_TASK TO COMPLETE:_
Rewrite the lines from the one containing "member-name: Kobe [835, 519, 867, 534]" through the one containing "close-tab-icon[interactable]: ✕ [317, 25, 329, 42]", changing "Videos" to "Downloads" and keeping everything else the same.

_WORKING DATA:_
#####

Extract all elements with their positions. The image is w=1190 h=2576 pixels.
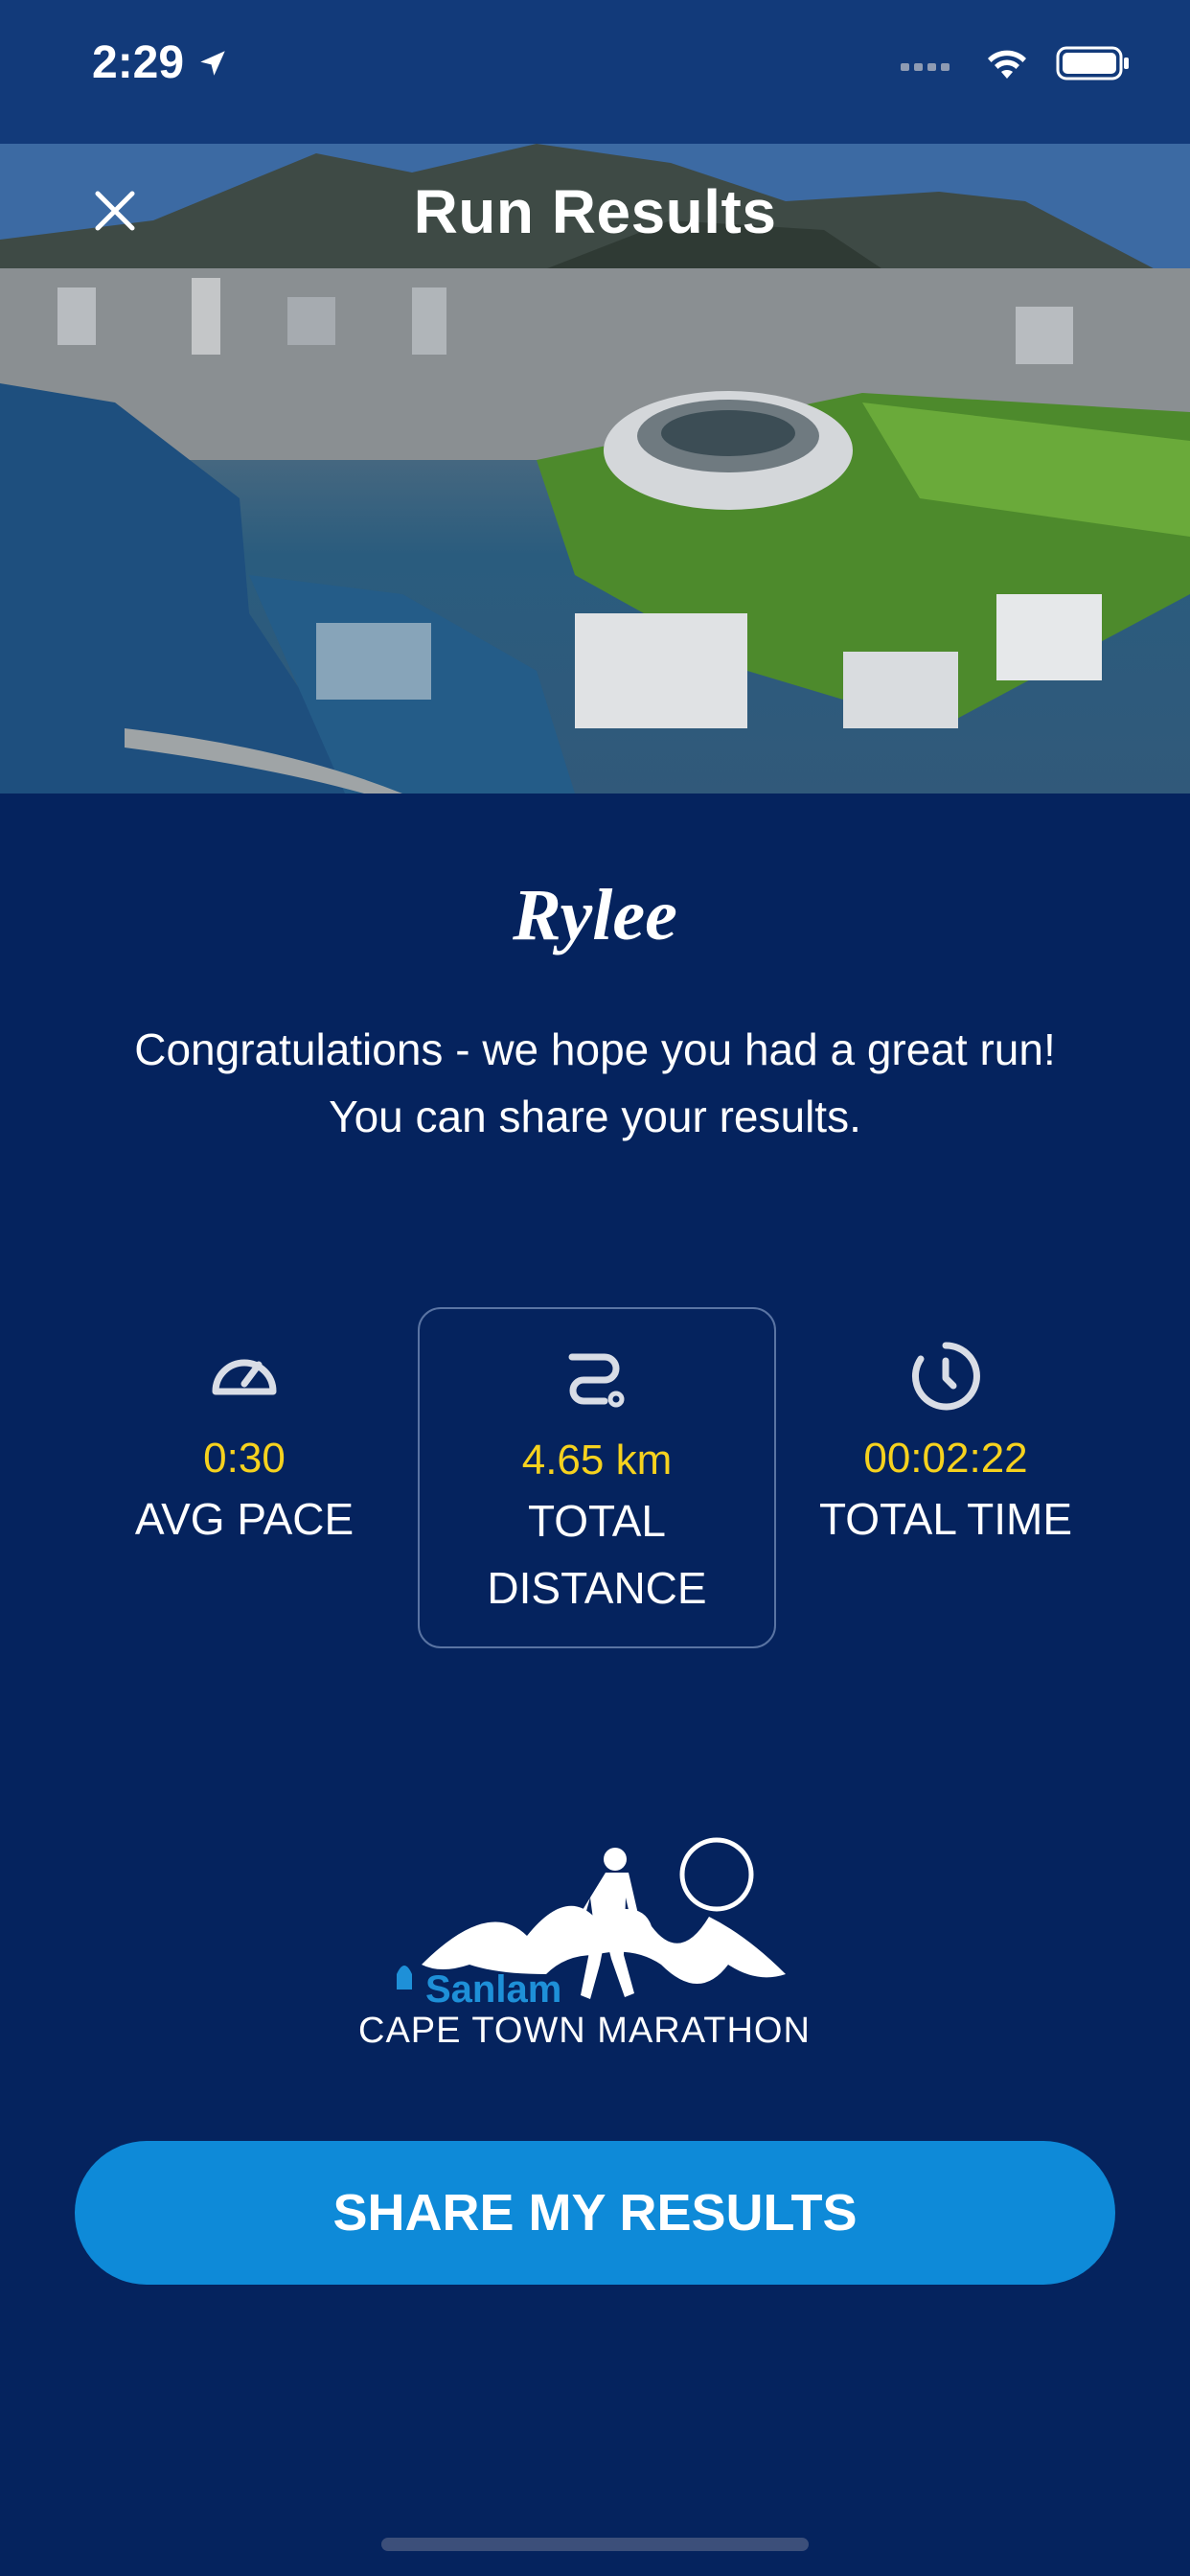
wifi-icon [988,50,1026,79]
stat-avg-pace: 0:30 AVG PACE [67,1307,422,1644]
total-distance-value: 4.65 km [521,1437,673,1484]
total-time-value: 00:02:22 [863,1435,1028,1482]
logo-brand-text: Sanlam [425,1968,562,2011]
route-icon [568,1353,625,1408]
location-arrow-icon [200,51,226,76]
stat-total-time: 00:02:22 TOTAL TIME [768,1307,1123,1644]
signal-icon [901,63,950,71]
nav-bar: Run Results [0,163,1190,259]
logo-event-text: CAPE TOWN MARATHON [358,2011,811,2051]
total-distance-label-1: TOTAL [528,1496,666,1546]
stat-total-distance: 4.65 km TOTAL DISTANCE [418,1307,776,1648]
home-indicator[interactable] [381,2538,809,2551]
battery-icon [1056,46,1129,80]
status-bar: 2:29 [0,0,1190,134]
page-title: Run Results [413,177,777,246]
status-icons [901,44,1131,82]
total-distance-label-2: DISTANCE [487,1563,707,1613]
congrats-line-1: Congratulations - we hope you had a grea… [134,1024,1056,1074]
speedometer-icon [212,1359,277,1395]
congrats-message: Congratulations - we hope you had a grea… [57,1016,1133,1150]
avg-pace-value: 0:30 [203,1435,286,1482]
run-stats: 0:30 AVG PACE 4.65 km TOTAL DISTANCE 00:… [0,1307,1190,1648]
share-results-button[interactable]: SHARE MY RESULTS [75,2141,1115,2285]
congrats-line-2: You can share your results. [329,1092,861,1141]
total-time-label: TOTAL TIME [818,1494,1073,1544]
clock-icon [911,1342,980,1411]
status-time: 2:29 [92,36,229,89]
runner-name: Rylee [513,875,677,955]
avg-pace-label: AVG PACE [134,1494,355,1544]
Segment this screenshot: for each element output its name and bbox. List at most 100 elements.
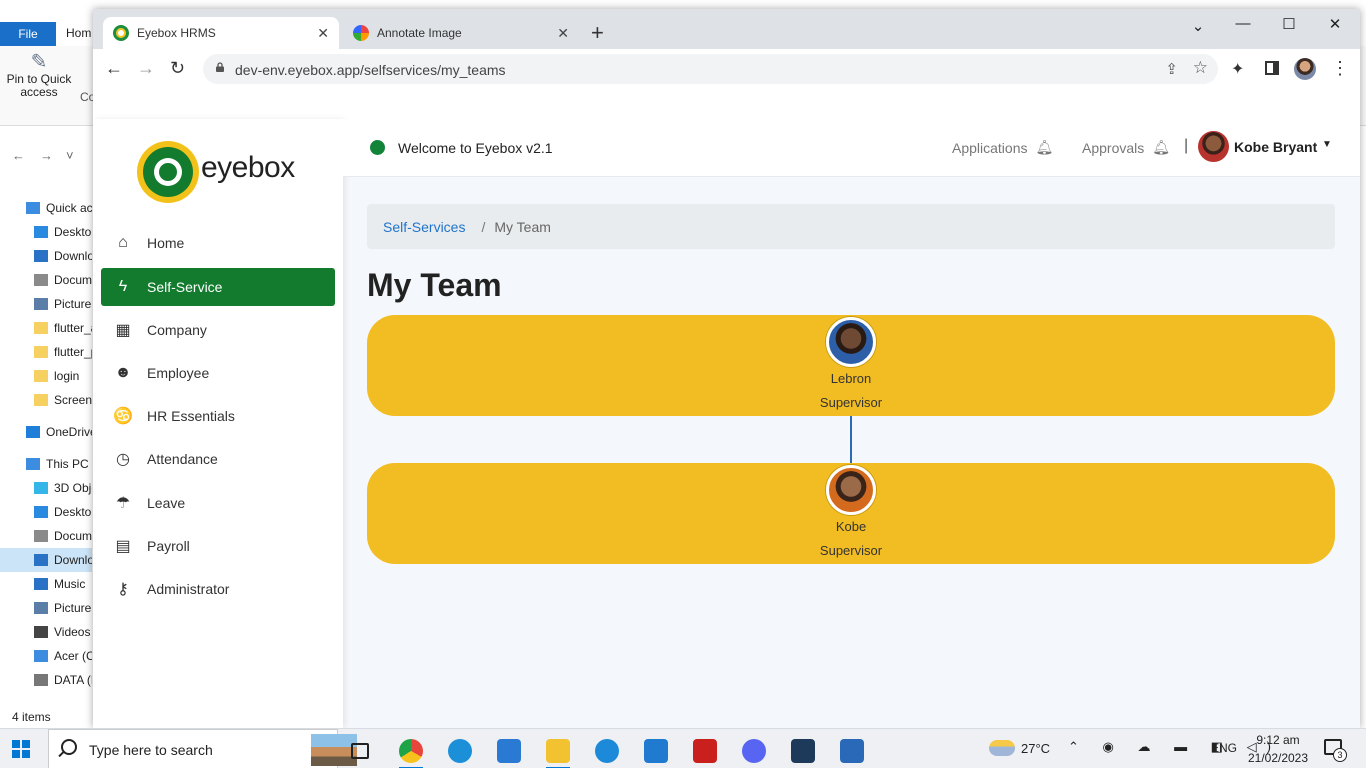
member-name: Kobe [835, 519, 867, 534]
tab-title: Eyebox HRMS [137, 26, 216, 40]
team-member-card[interactable]: Kobe Supervisor [367, 463, 1335, 564]
nav-tree-item[interactable]: Videos [0, 620, 92, 644]
close-tab-icon[interactable]: ✕ [317, 25, 329, 42]
eyebox-favicon-icon [113, 25, 129, 41]
clock-time[interactable]: 9:12 am [1246, 733, 1310, 747]
applications-label: Applications [952, 139, 1028, 156]
tab-search-icon[interactable]: ⌄ [1175, 17, 1221, 35]
team-member-card[interactable]: Lebron Supervisor [367, 315, 1335, 416]
weather-temperature[interactable]: 27°C [1021, 741, 1050, 756]
taskbar-app-button[interactable] [734, 733, 774, 768]
taskbar-app-button[interactable] [832, 733, 872, 768]
url-text: dev-env.eyebox.app/selfservices/my_teams [235, 62, 506, 78]
nav-tree-item[interactable]: Downlo [0, 548, 92, 572]
nav-tree-item[interactable]: Music [0, 572, 92, 596]
sidebar-item-label: Self-Service [147, 279, 223, 295]
nav-tree-item[interactable]: 3D Obje [0, 476, 92, 500]
close-window-button[interactable]: ✕ [1312, 15, 1358, 33]
handshake-icon: ♋ [113, 408, 133, 425]
forward-arrow-icon[interactable]: → [40, 148, 53, 163]
breadcrumb-current: My Team [494, 218, 551, 235]
tab-annotate-image[interactable]: Annotate Image ✕ [343, 17, 579, 49]
nav-tree-item[interactable]: This PC [0, 452, 92, 476]
tab-title: Annotate Image [377, 26, 462, 40]
clock-date[interactable]: 21/02/2023 [1246, 751, 1310, 765]
notification-count-badge: 3 [1333, 748, 1347, 762]
sidebar-item-payroll[interactable]: ▤ Payroll [101, 527, 335, 565]
bookmark-star-icon[interactable]: ☆ [1193, 58, 1208, 78]
sidebar-item-leave[interactable]: ☂ Leave [101, 484, 335, 522]
close-tab-icon[interactable]: ✕ [557, 25, 569, 42]
taskbar-app-button[interactable] [783, 733, 823, 768]
windows-start-icon[interactable] [12, 740, 30, 758]
sidebar-item-self-service[interactable]: ϟ Self-Service [101, 268, 335, 306]
nav-tree-item[interactable]: Downlo [0, 244, 92, 268]
user-name-dropdown[interactable]: Kobe Bryant [1234, 139, 1317, 155]
sidebar-item-home[interactable]: ⌂ Home [101, 224, 335, 262]
nav-tree-item[interactable]: Pictures [0, 596, 92, 620]
nav-tree-item[interactable]: Desktop [0, 500, 92, 524]
breadcrumb-self-services-link[interactable]: Self-Services [383, 219, 465, 235]
taskbar-app-button[interactable] [685, 733, 725, 768]
maximize-button[interactable]: ☐ [1266, 15, 1312, 33]
weather-cloud-icon[interactable] [989, 740, 1015, 756]
address-bar[interactable]: dev-env.eyebox.app/selfservices/my_teams… [203, 54, 1218, 84]
document-icon [34, 274, 48, 286]
explorer-home-tab[interactable]: Hom [66, 26, 91, 40]
share-icon[interactable]: ⇪ [1165, 60, 1178, 78]
taskbar-app-button[interactable] [440, 733, 480, 768]
taskbar-app-button[interactable] [391, 733, 431, 768]
nav-tree-item[interactable]: Pictures [0, 292, 92, 316]
nav-tree-item[interactable]: flutter_p [0, 340, 92, 364]
nav-tree-label: Pictures [54, 297, 92, 311]
search-placeholder: Type here to search [89, 742, 213, 758]
taskbar-app-button[interactable] [636, 733, 676, 768]
sidebar-item-label: Company [147, 322, 207, 338]
task-view-icon [351, 743, 369, 759]
explorer-file-tab[interactable]: File [0, 22, 56, 46]
pin-to-quick-access-button[interactable]: ✎ Pin to Quick access [6, 52, 72, 99]
tab-eyebox-hrms[interactable]: Eyebox HRMS ✕ [103, 17, 339, 49]
nav-tree-item[interactable]: Quick acc [0, 196, 92, 220]
nav-tree-item[interactable]: Docum [0, 524, 92, 548]
edge-icon [448, 739, 472, 763]
nav-tree-item[interactable]: flutter_a [0, 316, 92, 340]
taskbar-app-button[interactable] [489, 733, 529, 768]
file-explorer-icon [546, 739, 570, 763]
back-icon[interactable]: ← [105, 59, 123, 77]
new-tab-button[interactable]: + [591, 22, 604, 44]
filezilla-icon [693, 739, 717, 763]
sidebar-item-attendance[interactable]: ◷ Attendance [101, 440, 335, 478]
nav-tree-item[interactable]: Desktop [0, 220, 92, 244]
approvals-link[interactable]: Approvals 🔔︎ [1082, 139, 1170, 156]
folder-icon [34, 346, 48, 358]
applications-link[interactable]: Applications 🔔︎ [952, 139, 1053, 156]
nav-tree-item[interactable]: login [0, 364, 92, 388]
nav-tree-item[interactable]: Acer (C [0, 644, 92, 668]
forward-icon[interactable]: → [137, 59, 155, 77]
chrome-menu-icon[interactable]: ⋮ [1331, 59, 1349, 77]
sidebar-item-hr-essentials[interactable]: ♋ HR Essentials [101, 397, 335, 435]
caret-down-icon[interactable]: ▼ [1322, 139, 1332, 150]
sidebar-item-company[interactable]: ▦ Company [101, 311, 335, 349]
reload-icon[interactable]: ↻ [170, 59, 185, 77]
taskbar-app-button[interactable] [340, 733, 380, 768]
minimize-button[interactable]: — [1220, 15, 1266, 32]
eyebox-logo[interactable]: eyebox [137, 141, 303, 203]
nav-tree-item[interactable]: Docum [0, 268, 92, 292]
side-panel-icon[interactable] [1265, 61, 1279, 75]
nav-tree-item[interactable]: OneDrive [0, 420, 92, 444]
profile-avatar-icon[interactable] [1294, 58, 1316, 80]
taskbar-app-button[interactable] [587, 733, 627, 768]
extensions-puzzle-icon[interactable]: ✦ [1231, 59, 1244, 79]
nav-tree-item[interactable]: DATA (D [0, 668, 92, 692]
sidebar-item-administrator[interactable]: ⚷ Administrator [101, 570, 335, 608]
taskbar-search-box[interactable]: Type here to search [48, 729, 357, 768]
language-indicator[interactable]: ENG [1211, 741, 1237, 755]
user-avatar[interactable] [1198, 131, 1229, 162]
taskbar-app-button[interactable] [538, 733, 578, 768]
back-arrow-icon[interactable]: ← [12, 148, 25, 163]
nav-tree-item[interactable]: Screens [0, 388, 92, 412]
recent-dropdown-icon[interactable]: ˅ [66, 148, 74, 163]
sidebar-item-employee[interactable]: ☻ Employee [101, 354, 335, 392]
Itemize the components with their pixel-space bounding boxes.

#####

_SOLUTION TO THIS TASK:_
member-name: Kobe [835, 519, 867, 534]
tab-title: Eyebox HRMS [137, 26, 216, 40]
team-member-card[interactable]: Kobe Supervisor [367, 463, 1335, 564]
nav-tree-item[interactable]: Downloads [0, 620, 92, 644]
close-tab-icon[interactable]: ✕ [317, 25, 329, 42]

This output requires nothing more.